Record excerpts:
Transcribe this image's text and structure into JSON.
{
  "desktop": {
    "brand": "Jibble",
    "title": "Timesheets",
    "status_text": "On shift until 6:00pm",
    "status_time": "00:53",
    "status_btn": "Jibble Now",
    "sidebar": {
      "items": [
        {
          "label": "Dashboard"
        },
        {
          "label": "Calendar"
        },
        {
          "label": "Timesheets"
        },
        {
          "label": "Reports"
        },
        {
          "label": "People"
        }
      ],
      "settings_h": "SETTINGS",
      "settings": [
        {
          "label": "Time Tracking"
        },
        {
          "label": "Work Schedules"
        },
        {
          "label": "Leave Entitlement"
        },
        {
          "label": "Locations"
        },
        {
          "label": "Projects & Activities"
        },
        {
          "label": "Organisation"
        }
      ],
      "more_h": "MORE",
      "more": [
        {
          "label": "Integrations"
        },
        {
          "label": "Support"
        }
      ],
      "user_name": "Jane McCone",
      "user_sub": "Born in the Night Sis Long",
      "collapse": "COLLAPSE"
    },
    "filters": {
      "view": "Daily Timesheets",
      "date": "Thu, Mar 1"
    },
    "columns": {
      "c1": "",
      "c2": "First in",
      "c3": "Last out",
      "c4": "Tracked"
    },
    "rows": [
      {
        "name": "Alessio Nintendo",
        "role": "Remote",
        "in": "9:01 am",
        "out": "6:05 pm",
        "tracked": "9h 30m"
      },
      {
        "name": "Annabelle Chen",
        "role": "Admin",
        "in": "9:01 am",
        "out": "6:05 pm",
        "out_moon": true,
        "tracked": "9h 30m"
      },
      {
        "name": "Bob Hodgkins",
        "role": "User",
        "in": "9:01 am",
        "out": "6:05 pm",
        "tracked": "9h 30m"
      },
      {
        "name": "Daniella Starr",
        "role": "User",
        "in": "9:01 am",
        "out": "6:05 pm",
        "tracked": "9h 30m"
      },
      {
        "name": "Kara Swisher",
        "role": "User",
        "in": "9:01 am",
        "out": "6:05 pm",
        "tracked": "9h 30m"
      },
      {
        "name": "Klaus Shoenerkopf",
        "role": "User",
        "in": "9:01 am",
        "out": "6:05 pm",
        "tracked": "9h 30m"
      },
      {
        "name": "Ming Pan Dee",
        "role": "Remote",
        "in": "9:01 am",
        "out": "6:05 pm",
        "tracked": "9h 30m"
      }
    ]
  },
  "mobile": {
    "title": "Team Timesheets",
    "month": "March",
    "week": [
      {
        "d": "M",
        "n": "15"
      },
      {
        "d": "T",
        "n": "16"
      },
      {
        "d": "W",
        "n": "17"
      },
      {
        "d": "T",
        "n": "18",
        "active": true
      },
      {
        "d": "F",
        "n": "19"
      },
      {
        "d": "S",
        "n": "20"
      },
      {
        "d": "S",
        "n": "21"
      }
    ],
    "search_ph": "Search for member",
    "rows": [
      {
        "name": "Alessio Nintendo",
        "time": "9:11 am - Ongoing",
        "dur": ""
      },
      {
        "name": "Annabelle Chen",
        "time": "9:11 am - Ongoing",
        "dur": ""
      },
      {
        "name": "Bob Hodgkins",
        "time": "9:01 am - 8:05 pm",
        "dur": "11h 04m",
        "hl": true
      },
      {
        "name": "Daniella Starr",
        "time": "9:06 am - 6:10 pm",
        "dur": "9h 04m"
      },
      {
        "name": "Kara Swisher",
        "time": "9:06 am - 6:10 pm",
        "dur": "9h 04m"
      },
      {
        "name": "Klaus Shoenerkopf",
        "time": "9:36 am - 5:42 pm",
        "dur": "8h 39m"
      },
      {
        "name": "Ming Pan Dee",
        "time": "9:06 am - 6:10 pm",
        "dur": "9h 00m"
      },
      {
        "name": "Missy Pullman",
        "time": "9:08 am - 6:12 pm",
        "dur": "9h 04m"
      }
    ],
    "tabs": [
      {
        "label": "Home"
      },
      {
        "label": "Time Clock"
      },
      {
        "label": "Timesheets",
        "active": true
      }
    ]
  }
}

--

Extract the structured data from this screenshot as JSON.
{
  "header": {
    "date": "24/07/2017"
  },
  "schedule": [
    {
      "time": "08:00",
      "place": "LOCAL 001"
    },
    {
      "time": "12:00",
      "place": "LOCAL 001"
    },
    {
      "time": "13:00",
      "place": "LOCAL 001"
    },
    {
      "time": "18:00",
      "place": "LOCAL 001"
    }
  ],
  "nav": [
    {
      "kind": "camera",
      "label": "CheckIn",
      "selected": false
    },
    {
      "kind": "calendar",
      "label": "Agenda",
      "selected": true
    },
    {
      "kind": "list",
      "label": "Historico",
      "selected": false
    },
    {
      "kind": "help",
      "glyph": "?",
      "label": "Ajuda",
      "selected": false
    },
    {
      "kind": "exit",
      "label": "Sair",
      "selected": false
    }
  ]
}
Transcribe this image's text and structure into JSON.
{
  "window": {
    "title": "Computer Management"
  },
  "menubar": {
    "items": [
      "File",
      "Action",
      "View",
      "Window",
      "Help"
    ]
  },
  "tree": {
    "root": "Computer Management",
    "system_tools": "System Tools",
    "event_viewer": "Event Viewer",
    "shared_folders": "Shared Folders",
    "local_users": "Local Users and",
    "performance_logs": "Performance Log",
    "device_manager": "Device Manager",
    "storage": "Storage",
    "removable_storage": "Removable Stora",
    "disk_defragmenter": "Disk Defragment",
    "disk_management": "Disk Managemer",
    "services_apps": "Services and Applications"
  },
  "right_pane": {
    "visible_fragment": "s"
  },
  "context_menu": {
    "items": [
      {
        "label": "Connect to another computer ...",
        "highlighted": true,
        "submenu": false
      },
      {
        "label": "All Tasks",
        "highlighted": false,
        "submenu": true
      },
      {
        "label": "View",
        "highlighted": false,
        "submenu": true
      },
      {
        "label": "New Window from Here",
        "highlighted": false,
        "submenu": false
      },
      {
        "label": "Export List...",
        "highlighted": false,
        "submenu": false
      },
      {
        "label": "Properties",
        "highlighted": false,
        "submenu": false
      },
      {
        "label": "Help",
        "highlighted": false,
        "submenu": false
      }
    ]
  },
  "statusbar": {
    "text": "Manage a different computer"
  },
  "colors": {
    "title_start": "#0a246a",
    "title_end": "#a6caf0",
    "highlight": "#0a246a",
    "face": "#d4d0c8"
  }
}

---

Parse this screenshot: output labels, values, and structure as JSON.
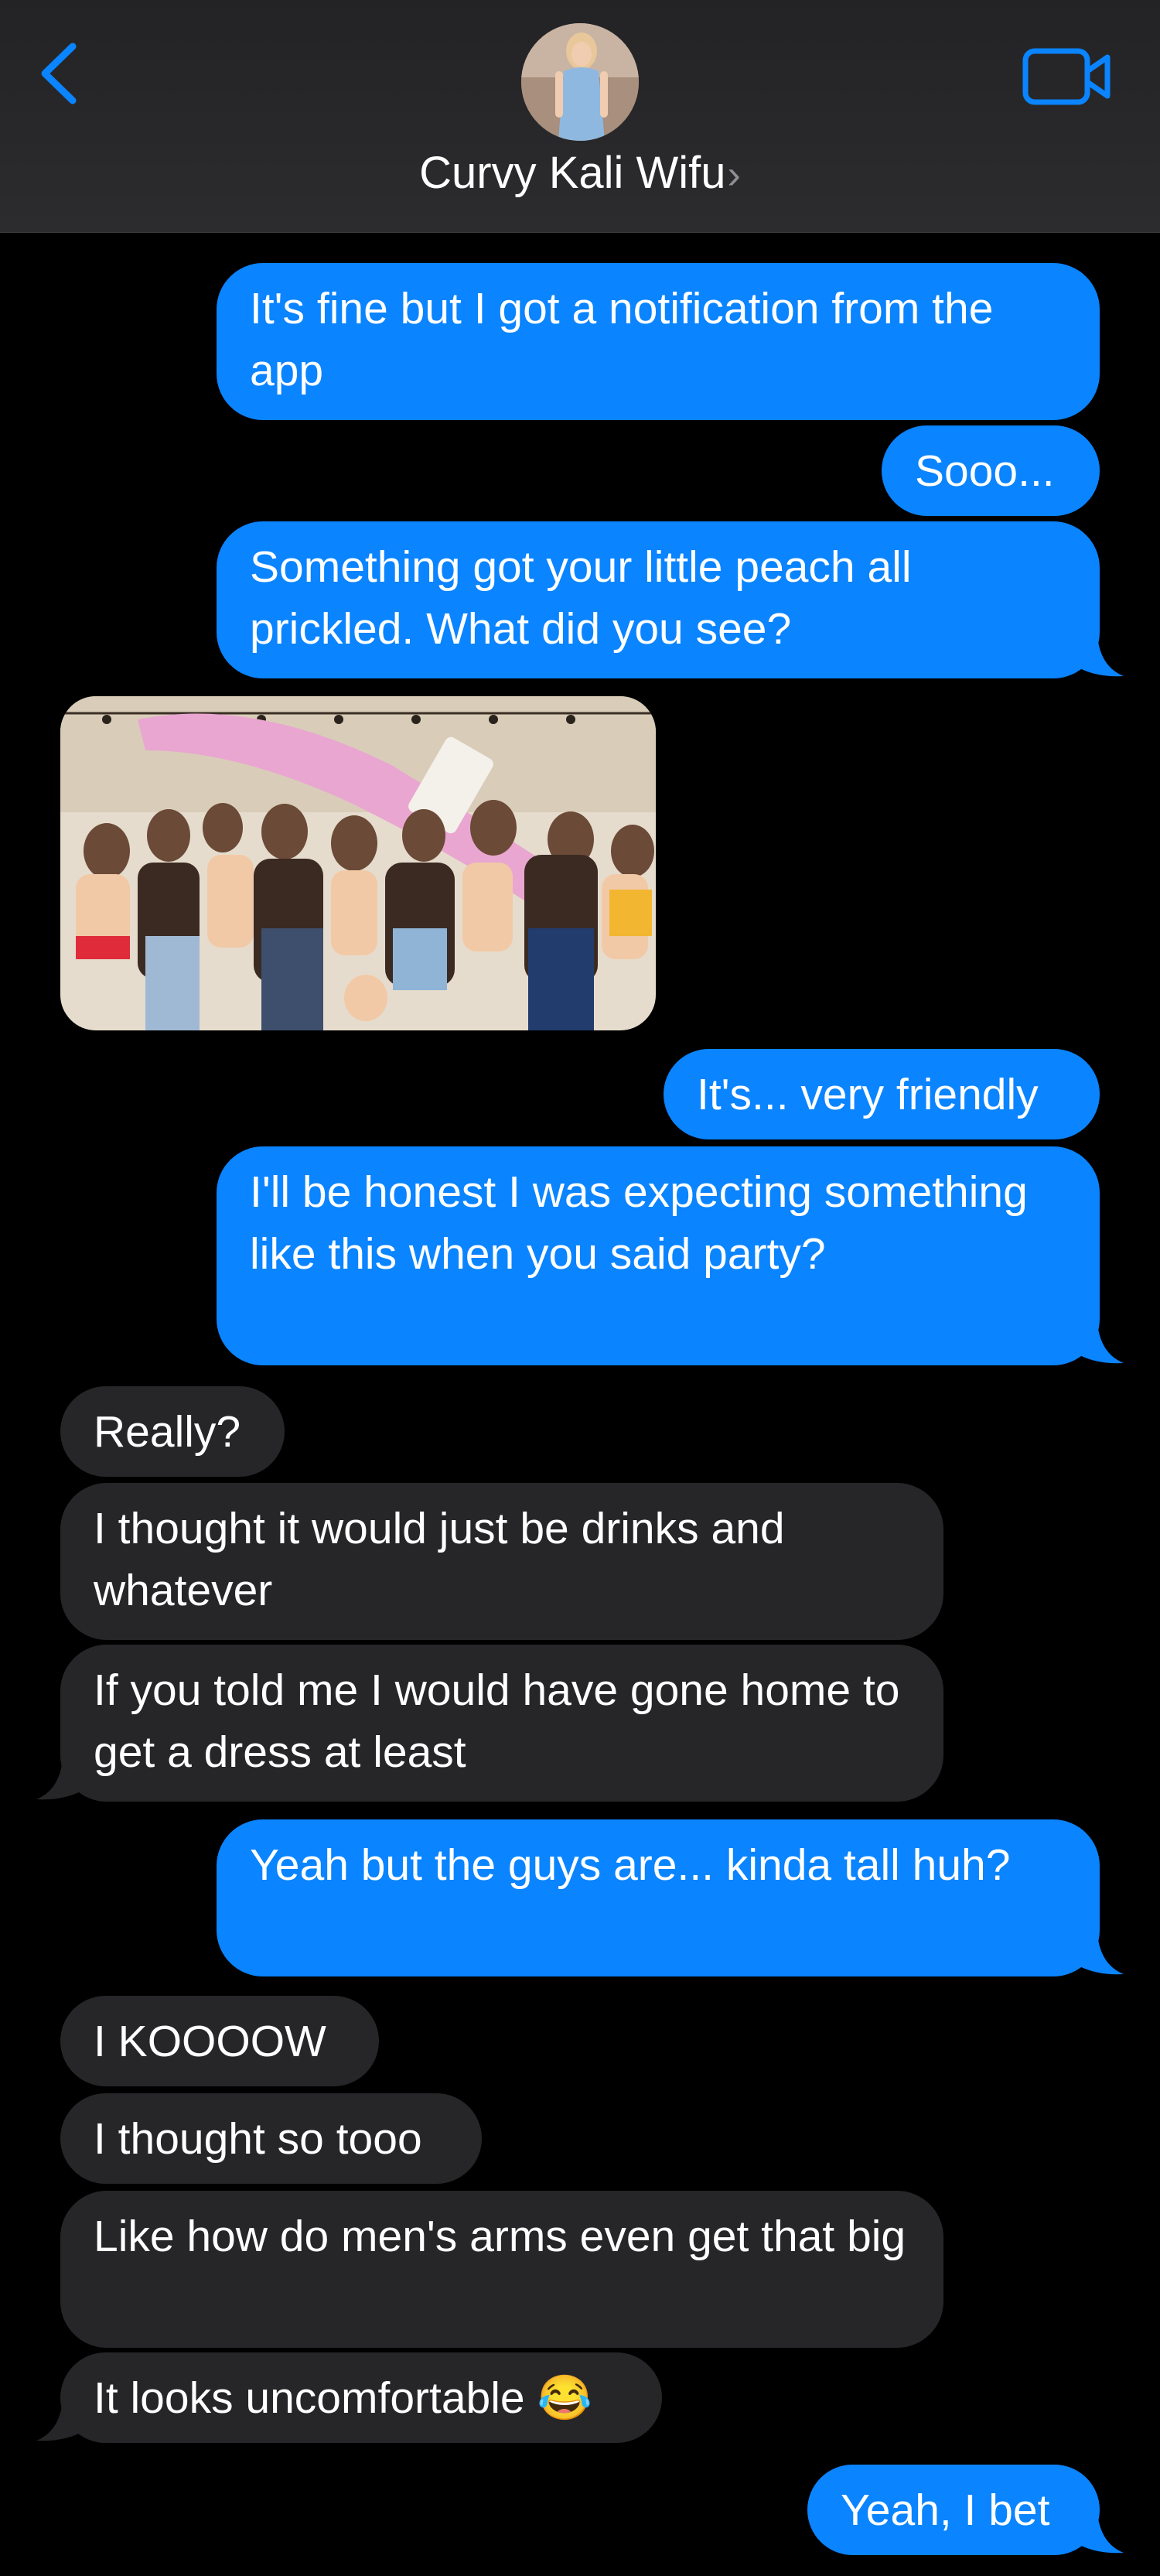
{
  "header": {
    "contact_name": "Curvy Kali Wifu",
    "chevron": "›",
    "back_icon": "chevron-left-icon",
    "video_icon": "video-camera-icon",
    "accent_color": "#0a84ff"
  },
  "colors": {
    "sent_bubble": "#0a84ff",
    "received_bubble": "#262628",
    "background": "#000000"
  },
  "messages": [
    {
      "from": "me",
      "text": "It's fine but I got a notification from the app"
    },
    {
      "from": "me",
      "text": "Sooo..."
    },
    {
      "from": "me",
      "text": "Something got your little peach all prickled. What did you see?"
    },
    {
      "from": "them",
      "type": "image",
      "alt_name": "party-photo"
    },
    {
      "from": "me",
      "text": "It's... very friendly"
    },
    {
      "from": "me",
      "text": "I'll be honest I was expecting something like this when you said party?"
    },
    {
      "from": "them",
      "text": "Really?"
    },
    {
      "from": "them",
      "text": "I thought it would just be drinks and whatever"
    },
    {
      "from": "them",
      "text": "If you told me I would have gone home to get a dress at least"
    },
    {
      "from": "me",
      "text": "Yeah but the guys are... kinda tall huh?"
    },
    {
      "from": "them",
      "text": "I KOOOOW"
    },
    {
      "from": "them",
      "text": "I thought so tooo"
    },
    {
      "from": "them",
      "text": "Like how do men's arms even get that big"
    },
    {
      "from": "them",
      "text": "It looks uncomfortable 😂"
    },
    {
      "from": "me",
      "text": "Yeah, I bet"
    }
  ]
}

What you will do: Scan the listing above for the word "thought" and copy every line that holds it.

Completed task:
      "text": "I thought it would just be drinks and whatever"
      "text": "I thought so tooo"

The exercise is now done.